RECORDS FOR THE EXERCISE —
***

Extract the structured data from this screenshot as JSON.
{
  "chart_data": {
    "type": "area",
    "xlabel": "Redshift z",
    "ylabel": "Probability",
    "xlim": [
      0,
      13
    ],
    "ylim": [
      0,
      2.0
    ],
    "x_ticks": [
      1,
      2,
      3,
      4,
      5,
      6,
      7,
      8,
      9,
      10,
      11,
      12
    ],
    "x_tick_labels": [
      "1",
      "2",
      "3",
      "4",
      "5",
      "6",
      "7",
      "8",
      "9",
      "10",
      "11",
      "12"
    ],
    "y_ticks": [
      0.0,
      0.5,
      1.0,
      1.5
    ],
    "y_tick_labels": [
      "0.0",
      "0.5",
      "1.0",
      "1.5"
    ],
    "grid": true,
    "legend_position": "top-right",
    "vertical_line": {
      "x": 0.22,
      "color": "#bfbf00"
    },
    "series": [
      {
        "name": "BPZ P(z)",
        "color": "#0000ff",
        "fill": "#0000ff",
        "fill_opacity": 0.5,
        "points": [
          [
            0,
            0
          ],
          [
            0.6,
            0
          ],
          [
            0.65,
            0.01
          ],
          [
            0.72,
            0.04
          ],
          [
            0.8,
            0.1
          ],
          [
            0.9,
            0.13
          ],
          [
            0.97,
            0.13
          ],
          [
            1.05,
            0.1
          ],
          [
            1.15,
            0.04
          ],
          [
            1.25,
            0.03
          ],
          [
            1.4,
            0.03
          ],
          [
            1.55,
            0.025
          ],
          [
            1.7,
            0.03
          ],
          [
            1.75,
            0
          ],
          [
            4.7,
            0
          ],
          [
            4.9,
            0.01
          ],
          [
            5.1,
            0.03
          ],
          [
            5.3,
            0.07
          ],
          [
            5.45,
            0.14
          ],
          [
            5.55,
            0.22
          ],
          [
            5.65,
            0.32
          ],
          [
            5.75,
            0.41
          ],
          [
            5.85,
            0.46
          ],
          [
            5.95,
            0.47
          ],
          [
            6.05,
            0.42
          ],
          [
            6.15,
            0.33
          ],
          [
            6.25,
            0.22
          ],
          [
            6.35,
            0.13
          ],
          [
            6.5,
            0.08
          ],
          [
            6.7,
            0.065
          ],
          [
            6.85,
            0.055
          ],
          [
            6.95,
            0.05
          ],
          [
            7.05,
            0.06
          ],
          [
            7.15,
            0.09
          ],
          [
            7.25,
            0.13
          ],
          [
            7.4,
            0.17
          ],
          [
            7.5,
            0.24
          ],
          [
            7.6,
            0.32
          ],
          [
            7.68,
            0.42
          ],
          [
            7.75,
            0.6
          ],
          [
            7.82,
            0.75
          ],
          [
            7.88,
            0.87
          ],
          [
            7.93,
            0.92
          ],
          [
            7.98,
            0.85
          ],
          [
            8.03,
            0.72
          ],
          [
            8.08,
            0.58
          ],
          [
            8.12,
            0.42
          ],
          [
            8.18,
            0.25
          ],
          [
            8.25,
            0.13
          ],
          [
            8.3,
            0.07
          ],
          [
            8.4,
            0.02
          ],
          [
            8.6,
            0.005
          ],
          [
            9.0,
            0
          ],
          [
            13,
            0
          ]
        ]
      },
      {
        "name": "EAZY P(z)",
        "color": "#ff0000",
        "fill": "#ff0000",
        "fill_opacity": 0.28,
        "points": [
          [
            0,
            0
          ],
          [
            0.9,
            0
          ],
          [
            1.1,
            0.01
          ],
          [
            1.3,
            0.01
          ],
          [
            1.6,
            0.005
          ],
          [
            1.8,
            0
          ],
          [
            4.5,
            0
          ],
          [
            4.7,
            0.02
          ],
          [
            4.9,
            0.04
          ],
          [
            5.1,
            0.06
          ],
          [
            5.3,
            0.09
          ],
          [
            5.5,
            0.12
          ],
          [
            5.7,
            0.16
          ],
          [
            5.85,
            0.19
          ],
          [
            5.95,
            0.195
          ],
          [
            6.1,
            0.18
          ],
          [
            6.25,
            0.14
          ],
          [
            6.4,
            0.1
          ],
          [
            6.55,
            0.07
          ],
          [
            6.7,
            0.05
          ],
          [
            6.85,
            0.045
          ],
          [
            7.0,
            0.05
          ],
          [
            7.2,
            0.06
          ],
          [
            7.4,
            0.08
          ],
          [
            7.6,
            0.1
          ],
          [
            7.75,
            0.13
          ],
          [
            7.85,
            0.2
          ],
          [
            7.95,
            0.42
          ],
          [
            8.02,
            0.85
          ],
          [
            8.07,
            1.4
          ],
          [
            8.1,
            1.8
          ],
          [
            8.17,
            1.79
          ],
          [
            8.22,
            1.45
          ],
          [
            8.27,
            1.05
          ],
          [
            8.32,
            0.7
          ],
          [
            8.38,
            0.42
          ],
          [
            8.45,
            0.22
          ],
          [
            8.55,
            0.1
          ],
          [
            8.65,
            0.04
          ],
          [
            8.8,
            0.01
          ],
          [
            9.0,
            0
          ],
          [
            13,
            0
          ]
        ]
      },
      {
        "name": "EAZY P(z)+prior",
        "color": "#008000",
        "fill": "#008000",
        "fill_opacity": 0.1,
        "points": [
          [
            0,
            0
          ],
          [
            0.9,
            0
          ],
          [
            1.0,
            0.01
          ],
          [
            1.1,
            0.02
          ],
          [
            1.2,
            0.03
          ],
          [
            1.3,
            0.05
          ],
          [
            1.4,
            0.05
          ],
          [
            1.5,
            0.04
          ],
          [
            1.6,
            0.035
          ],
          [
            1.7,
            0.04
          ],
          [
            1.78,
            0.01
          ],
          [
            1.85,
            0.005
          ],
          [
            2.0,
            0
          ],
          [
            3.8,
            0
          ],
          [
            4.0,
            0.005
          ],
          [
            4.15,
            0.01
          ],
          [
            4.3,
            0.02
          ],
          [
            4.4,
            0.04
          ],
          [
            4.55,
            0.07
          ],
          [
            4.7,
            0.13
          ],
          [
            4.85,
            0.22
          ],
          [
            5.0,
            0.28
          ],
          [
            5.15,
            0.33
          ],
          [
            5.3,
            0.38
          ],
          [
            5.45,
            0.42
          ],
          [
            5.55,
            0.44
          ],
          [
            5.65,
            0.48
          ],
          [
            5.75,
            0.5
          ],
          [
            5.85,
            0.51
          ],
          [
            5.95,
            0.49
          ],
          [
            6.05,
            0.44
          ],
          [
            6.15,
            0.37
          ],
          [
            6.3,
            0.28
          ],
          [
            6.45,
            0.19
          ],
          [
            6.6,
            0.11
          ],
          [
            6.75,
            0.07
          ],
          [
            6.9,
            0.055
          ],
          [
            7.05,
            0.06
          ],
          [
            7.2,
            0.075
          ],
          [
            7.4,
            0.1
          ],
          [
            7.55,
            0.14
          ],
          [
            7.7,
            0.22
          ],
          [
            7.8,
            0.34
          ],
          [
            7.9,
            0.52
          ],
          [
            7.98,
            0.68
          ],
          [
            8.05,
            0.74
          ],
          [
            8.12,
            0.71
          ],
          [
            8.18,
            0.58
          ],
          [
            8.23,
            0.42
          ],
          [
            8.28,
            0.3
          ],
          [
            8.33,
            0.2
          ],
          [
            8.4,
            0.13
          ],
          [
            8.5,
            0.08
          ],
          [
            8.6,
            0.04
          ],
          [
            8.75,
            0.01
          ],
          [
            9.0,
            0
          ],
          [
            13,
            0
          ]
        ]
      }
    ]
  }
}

***

WORK INSTRUCTIONS —
Pull out every line of the records above that contains the word "name".

FINISHED ANSWER —
        "name": "BPZ P(z)",
        "name": "EAZY P(z)",
        "name": "EAZY P(z)+prior",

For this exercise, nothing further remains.